— start Data listing —

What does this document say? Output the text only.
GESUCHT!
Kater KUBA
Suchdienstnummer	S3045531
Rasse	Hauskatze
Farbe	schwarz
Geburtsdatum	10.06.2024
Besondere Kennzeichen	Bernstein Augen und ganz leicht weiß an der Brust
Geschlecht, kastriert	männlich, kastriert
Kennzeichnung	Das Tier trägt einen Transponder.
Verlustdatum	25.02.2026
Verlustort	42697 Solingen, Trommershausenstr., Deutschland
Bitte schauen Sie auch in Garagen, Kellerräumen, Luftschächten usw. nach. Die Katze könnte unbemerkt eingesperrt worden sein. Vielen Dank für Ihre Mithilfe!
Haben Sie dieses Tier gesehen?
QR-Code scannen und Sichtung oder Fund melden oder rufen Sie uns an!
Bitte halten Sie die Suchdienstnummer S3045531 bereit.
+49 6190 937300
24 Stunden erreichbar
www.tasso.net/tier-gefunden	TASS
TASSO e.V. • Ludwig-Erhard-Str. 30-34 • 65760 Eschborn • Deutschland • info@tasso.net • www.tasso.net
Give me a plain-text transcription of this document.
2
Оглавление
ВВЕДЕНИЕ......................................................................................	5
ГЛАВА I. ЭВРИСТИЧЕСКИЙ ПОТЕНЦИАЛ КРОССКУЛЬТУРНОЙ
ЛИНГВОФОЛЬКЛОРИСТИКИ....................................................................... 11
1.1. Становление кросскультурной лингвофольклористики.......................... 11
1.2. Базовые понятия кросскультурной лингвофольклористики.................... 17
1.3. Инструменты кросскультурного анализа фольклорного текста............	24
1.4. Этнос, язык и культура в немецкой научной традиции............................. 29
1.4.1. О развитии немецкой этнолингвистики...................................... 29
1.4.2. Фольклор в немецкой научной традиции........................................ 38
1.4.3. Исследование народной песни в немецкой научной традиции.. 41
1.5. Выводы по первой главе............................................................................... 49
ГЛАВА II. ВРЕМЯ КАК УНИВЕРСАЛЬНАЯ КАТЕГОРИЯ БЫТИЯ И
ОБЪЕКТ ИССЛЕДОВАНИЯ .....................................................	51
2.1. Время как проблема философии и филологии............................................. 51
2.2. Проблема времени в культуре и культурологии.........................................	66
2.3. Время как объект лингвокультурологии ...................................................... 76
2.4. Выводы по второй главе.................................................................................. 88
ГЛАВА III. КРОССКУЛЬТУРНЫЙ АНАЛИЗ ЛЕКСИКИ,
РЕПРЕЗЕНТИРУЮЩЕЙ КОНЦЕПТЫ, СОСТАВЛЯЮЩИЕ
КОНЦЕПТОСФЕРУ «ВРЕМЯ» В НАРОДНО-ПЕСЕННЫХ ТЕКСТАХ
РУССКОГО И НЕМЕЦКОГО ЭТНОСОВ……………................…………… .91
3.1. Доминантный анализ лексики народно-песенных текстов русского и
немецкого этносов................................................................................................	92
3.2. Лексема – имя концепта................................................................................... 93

— end Data listing —

• **Aim of the exercise**
In the records above, locate every line with the string "немецкой" and copy it.

• **Right answer**
1.4. Этнос, язык и культура в немецкой научной традиции............................. 29
1.4.1. О развитии немецкой этнолингвистики...................................... 29
1.4.2. Фольклор в немецкой научной традиции........................................ 38
1.4.3. Исследование народной песни в немецкой научной традиции.. 41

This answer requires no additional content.